Begin DATA TO USE

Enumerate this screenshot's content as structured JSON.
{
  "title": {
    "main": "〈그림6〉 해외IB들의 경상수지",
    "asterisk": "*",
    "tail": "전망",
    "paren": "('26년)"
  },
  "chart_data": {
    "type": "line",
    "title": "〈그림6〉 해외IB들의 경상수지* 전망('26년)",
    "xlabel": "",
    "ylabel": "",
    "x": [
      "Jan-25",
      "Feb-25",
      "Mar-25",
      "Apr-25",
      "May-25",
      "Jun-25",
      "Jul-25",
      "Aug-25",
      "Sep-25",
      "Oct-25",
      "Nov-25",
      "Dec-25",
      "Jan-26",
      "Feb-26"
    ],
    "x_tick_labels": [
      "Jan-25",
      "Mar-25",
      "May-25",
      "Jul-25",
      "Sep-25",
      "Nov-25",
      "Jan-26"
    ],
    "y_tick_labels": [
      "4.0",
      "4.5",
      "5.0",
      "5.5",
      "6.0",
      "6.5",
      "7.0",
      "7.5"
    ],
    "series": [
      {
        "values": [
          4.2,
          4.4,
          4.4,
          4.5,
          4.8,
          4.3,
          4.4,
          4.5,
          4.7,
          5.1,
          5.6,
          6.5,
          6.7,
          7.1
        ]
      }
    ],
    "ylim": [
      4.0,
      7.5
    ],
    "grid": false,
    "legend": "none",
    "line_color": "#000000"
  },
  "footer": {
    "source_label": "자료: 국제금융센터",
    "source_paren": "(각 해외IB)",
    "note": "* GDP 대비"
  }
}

End DATA TO USE
Begin DATA TO USE

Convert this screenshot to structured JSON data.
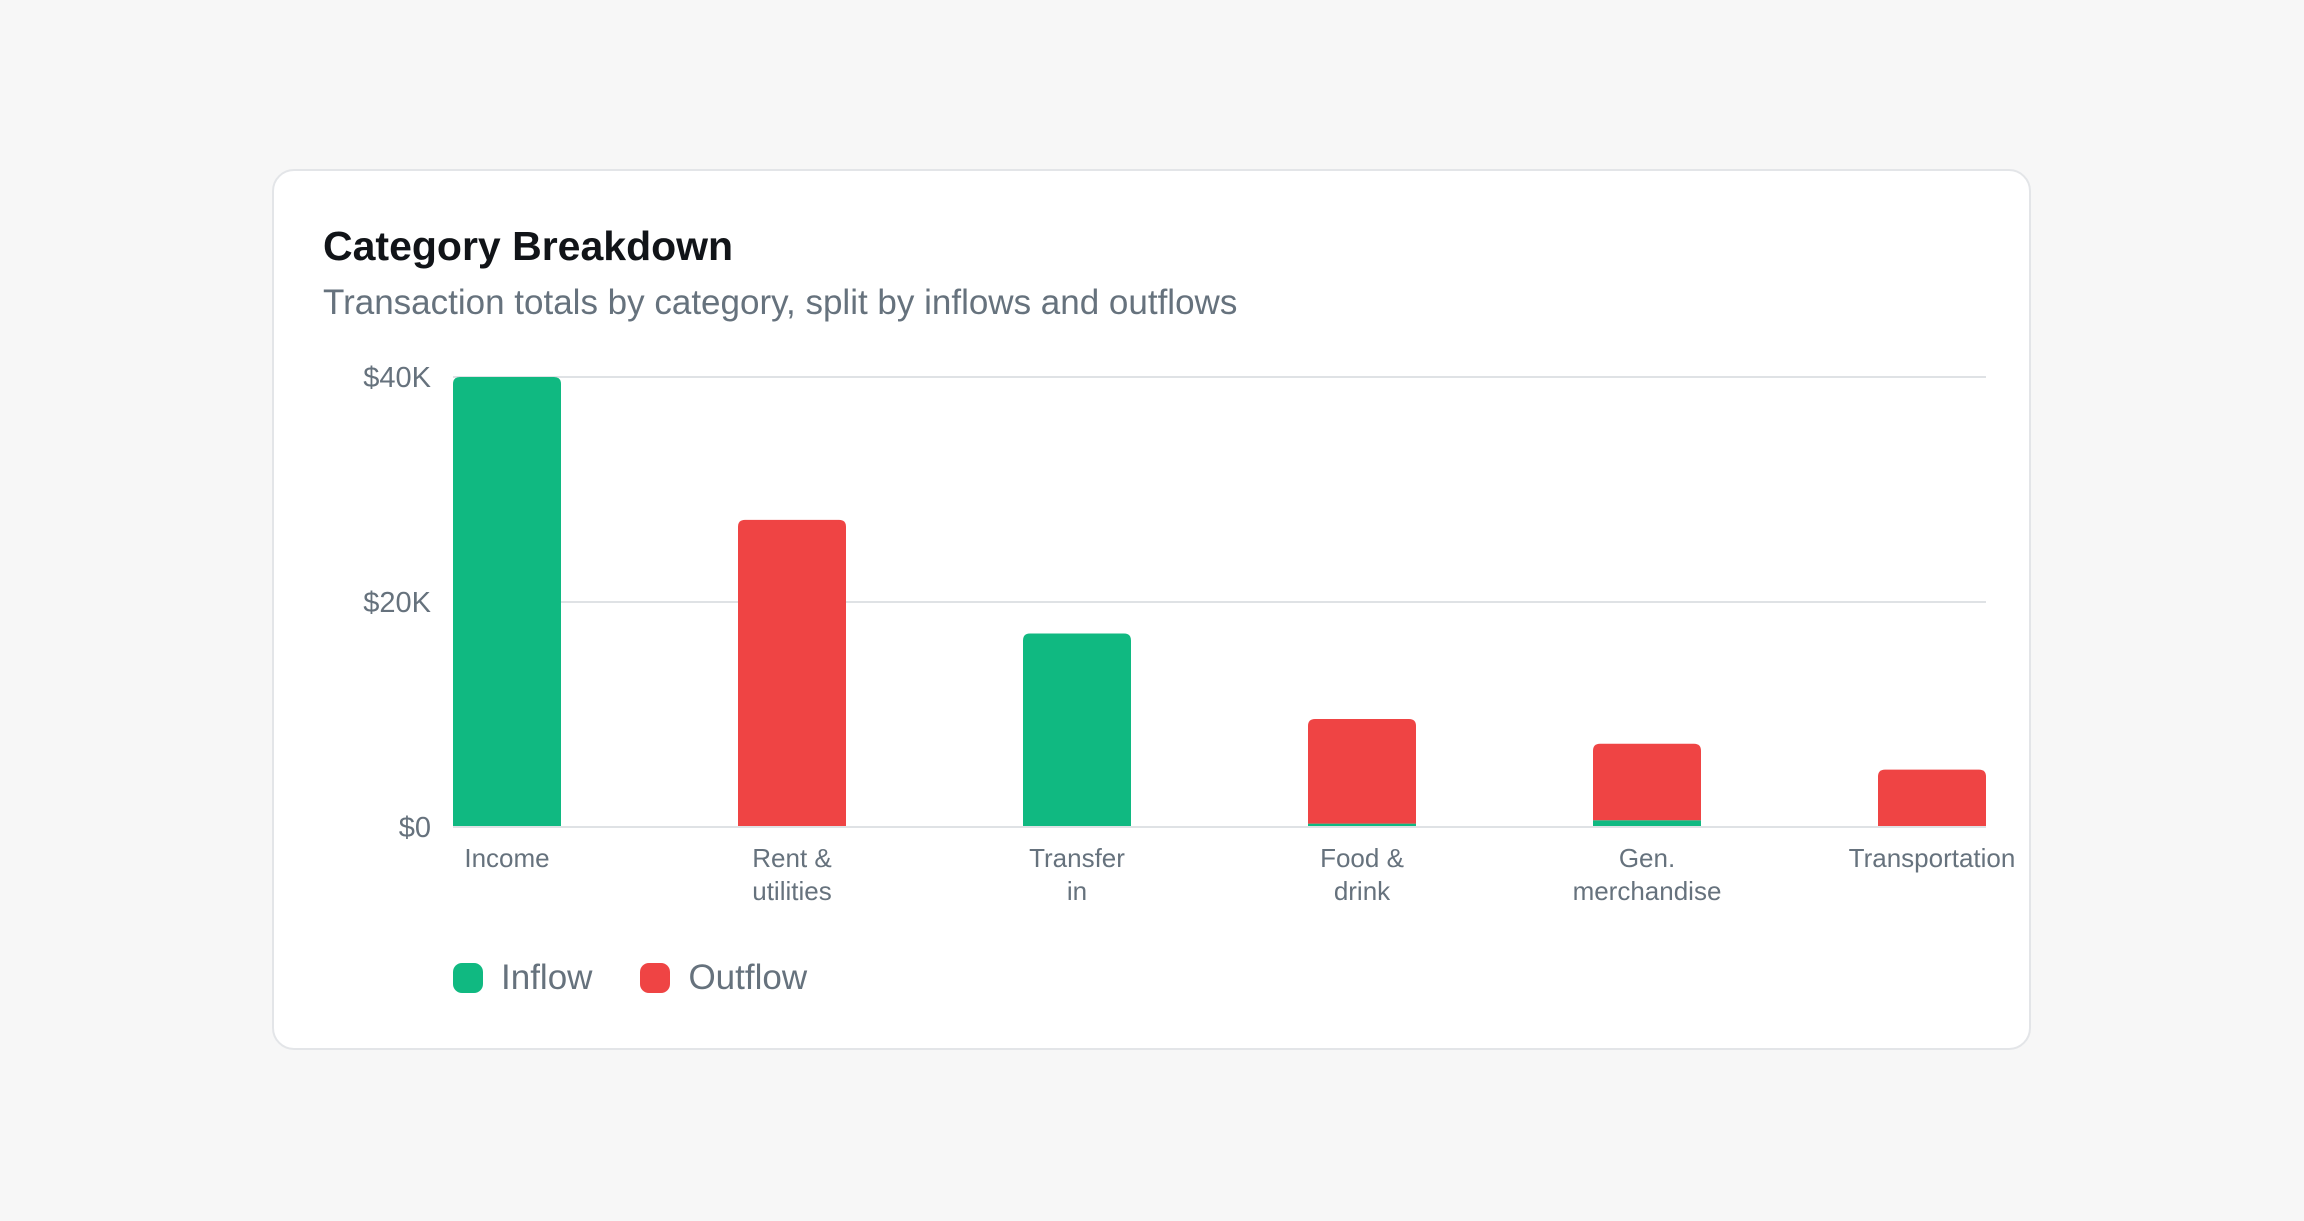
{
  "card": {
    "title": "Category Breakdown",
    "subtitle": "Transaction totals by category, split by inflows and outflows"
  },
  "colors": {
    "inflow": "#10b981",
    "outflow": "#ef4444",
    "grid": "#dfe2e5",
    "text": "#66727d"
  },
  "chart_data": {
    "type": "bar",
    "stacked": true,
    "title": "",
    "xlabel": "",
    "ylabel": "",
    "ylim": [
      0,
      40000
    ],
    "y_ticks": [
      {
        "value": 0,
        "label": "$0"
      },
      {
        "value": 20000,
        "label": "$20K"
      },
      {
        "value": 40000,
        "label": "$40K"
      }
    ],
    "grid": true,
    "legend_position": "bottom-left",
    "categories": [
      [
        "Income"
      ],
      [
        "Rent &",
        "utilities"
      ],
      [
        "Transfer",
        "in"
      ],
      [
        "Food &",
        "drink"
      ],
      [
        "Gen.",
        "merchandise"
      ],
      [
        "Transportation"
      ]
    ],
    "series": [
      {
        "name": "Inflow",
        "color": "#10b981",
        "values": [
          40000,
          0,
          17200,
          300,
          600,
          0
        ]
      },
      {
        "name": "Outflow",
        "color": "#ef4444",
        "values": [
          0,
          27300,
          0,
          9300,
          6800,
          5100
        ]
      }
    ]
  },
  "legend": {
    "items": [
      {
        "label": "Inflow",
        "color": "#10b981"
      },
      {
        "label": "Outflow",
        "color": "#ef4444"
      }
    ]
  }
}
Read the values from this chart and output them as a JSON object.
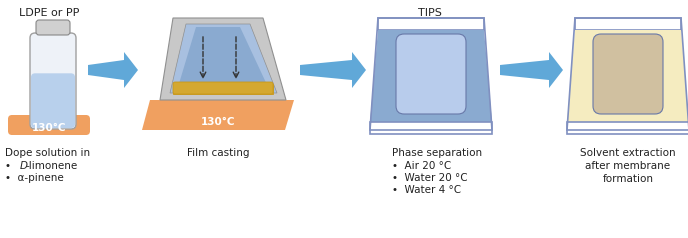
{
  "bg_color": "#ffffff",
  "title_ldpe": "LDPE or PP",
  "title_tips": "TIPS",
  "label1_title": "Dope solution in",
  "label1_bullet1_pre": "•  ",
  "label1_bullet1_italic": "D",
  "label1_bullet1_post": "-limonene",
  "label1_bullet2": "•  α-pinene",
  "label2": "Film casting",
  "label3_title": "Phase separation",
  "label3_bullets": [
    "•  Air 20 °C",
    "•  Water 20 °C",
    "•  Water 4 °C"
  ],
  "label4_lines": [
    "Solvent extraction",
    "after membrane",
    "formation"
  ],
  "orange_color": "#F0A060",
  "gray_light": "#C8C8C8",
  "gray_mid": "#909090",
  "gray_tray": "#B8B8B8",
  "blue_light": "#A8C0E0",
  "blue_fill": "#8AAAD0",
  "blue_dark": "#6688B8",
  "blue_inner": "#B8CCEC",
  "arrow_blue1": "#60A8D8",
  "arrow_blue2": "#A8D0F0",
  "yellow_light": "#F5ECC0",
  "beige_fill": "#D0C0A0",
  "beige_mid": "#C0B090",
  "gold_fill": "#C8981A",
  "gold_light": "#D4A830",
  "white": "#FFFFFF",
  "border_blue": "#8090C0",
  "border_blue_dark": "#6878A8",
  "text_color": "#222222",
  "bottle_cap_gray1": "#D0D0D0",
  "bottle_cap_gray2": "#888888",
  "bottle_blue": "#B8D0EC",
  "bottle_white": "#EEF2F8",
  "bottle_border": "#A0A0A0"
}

End DATA TO USE
Begin DATA TO USE

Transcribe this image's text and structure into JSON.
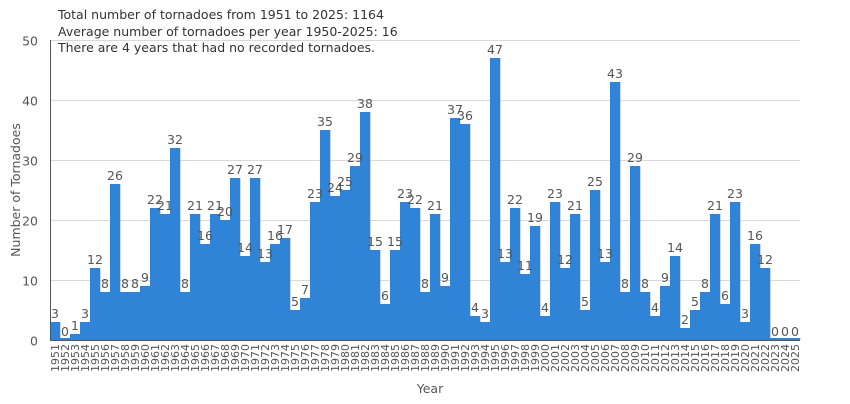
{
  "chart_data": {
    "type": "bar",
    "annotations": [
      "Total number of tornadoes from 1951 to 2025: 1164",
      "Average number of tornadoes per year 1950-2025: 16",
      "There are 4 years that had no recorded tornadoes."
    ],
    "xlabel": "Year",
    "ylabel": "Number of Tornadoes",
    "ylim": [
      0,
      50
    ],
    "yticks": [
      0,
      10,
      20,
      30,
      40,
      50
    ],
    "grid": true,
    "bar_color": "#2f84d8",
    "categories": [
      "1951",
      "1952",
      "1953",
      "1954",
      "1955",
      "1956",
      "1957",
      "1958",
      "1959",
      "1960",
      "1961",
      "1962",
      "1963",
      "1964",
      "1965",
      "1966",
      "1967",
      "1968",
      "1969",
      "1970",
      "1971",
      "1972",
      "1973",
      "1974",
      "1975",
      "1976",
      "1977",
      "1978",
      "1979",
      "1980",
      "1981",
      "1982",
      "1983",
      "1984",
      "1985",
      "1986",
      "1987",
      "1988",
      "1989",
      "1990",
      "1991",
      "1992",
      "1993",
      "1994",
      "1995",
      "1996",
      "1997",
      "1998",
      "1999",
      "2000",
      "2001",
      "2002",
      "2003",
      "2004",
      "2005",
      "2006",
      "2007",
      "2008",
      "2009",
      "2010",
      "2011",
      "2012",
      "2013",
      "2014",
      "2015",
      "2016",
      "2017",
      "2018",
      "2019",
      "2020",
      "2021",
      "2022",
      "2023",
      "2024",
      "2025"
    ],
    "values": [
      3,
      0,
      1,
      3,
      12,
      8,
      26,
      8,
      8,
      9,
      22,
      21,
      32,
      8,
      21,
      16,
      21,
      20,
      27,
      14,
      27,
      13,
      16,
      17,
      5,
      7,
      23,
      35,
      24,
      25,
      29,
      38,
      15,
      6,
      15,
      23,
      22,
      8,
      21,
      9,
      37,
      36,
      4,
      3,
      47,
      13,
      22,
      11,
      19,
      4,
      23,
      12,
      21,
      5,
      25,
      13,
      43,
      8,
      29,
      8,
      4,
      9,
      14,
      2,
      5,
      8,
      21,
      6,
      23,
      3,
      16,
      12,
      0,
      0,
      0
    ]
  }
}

End DATA TO USE

- TASK TO COMPLETE
Take every line containing the word "from" and copy it.

- RIGHT ANSWER
Read the values from this chart and output them as a JSON object.
      "Total number of tornadoes from 1951 to 2025: 1164",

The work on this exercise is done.